> [What to do] Consider the records below. How many of their lines include the word "rayonu"? State the number and nothing else.

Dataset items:
........

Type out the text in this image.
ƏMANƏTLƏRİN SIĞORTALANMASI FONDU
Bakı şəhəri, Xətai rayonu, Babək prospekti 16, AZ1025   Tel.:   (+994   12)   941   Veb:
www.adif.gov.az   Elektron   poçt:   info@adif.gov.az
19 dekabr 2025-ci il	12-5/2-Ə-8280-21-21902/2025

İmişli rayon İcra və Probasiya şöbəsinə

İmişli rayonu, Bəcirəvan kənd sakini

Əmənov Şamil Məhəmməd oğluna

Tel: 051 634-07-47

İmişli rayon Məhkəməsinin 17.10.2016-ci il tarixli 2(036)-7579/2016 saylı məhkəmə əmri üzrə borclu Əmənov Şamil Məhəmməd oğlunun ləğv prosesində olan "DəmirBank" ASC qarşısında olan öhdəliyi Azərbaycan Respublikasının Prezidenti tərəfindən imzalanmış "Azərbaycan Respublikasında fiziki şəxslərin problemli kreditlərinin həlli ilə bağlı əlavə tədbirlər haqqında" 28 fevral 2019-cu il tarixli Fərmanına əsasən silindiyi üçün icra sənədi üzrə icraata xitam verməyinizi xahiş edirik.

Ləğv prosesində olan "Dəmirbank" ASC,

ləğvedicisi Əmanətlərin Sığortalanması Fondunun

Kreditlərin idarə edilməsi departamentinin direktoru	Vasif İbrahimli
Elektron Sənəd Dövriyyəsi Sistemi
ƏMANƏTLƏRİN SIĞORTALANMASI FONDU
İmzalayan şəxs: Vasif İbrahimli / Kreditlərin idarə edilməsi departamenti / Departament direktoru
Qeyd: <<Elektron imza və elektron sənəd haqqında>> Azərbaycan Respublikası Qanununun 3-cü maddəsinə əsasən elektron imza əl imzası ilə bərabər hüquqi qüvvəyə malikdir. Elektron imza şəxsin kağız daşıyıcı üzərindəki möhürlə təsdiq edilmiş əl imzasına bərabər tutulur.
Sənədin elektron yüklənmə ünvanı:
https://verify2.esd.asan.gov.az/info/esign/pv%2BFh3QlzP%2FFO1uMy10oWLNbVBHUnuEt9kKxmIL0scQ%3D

........

> [Finished answer] 2